Dataset records:
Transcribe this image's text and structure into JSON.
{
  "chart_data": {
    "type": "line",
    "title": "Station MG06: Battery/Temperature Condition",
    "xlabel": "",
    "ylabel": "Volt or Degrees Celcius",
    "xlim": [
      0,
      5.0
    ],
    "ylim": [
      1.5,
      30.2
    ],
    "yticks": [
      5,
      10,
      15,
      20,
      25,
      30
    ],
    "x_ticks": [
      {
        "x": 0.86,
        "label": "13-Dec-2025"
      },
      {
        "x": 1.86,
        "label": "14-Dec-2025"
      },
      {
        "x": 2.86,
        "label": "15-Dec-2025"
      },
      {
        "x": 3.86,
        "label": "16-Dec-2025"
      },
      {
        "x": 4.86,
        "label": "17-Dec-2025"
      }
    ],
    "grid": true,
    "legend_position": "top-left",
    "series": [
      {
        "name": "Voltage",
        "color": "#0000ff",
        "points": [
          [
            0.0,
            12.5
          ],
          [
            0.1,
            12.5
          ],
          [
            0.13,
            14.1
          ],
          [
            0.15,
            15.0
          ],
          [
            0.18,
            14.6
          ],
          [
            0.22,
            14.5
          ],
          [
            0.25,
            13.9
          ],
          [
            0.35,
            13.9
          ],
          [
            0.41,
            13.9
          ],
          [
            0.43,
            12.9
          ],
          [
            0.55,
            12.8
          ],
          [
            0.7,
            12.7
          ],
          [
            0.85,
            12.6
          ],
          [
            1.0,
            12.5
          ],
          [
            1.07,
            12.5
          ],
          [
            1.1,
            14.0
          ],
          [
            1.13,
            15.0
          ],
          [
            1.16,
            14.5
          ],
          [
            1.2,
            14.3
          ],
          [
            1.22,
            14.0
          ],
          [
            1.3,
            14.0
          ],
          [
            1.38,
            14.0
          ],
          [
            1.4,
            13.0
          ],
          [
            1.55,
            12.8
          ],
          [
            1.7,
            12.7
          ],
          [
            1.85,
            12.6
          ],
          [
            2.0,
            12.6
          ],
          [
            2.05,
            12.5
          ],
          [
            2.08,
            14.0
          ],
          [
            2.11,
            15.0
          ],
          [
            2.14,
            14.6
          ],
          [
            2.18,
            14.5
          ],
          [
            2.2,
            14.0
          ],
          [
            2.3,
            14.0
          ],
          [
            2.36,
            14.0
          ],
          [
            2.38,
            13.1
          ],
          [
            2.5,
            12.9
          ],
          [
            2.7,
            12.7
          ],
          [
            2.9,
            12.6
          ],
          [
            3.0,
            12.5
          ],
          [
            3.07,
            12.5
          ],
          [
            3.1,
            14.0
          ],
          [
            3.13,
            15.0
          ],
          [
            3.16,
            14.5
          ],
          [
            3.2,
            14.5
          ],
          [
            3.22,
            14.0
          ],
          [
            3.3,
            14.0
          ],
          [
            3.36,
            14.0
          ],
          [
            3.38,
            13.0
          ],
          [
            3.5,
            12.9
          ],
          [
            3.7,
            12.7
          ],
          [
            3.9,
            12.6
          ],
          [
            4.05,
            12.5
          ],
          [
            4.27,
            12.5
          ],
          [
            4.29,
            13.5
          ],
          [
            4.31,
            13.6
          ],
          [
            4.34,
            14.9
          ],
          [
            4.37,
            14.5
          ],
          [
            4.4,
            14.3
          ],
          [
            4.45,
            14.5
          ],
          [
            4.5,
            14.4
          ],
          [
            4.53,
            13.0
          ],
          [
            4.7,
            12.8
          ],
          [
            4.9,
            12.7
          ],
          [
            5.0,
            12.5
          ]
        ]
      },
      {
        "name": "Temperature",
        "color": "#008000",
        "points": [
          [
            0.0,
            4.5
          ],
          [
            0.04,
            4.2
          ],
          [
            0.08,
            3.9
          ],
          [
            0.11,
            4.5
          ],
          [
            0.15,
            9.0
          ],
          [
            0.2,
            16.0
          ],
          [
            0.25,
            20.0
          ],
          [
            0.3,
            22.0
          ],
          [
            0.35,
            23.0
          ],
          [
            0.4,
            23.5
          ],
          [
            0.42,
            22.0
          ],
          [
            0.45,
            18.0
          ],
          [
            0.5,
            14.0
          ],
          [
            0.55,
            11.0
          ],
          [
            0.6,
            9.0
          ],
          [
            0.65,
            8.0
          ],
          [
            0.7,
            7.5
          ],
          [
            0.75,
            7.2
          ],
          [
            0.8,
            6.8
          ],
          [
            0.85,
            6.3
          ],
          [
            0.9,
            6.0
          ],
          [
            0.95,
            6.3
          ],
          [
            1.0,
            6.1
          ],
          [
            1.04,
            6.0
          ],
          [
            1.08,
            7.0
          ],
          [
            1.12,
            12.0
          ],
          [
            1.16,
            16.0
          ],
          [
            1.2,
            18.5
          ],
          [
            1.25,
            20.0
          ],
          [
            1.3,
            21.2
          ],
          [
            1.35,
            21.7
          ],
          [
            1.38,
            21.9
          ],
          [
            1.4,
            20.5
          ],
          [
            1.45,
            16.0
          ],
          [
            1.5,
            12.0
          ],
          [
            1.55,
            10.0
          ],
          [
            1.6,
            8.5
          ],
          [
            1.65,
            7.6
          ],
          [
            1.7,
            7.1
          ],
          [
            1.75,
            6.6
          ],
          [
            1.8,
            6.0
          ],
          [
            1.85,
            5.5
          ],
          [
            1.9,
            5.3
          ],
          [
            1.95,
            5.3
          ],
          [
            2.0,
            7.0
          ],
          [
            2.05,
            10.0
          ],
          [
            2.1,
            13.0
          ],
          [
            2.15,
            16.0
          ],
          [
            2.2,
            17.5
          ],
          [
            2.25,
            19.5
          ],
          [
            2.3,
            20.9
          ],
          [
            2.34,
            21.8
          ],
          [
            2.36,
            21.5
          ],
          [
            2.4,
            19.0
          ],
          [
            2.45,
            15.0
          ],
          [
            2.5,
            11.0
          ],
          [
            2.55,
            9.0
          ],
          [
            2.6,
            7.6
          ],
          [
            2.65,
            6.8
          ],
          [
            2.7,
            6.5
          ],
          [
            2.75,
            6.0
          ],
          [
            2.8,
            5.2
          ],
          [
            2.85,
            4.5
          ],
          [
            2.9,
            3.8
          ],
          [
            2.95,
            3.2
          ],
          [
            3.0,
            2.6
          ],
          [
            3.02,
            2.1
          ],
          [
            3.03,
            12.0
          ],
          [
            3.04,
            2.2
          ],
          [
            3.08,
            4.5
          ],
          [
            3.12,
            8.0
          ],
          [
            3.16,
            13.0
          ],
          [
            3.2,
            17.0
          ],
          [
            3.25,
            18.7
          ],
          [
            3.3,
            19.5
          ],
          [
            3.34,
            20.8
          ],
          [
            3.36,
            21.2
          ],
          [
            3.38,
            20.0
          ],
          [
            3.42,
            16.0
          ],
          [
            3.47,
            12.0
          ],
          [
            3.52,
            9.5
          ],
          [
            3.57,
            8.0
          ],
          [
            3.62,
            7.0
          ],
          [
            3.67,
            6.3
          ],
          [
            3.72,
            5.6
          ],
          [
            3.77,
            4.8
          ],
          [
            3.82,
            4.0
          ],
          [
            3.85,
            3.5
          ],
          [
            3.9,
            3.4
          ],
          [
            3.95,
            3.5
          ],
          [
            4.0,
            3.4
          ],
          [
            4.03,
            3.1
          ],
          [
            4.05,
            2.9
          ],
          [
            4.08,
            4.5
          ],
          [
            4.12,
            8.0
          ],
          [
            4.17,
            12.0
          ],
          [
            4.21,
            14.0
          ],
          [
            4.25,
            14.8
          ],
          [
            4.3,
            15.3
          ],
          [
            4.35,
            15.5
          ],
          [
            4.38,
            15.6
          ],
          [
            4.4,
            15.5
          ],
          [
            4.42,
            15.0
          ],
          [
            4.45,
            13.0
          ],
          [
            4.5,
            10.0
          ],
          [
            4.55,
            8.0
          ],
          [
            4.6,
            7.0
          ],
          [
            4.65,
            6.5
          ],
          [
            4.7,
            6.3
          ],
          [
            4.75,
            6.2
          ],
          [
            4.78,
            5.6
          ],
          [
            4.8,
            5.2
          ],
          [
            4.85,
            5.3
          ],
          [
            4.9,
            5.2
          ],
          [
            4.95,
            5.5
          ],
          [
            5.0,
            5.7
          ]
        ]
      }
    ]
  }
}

**DIRECTIONS:** Your answer should be one number: how many lines of the listing include the word "Temperature".

**EXPECTED OUTPUT:** 2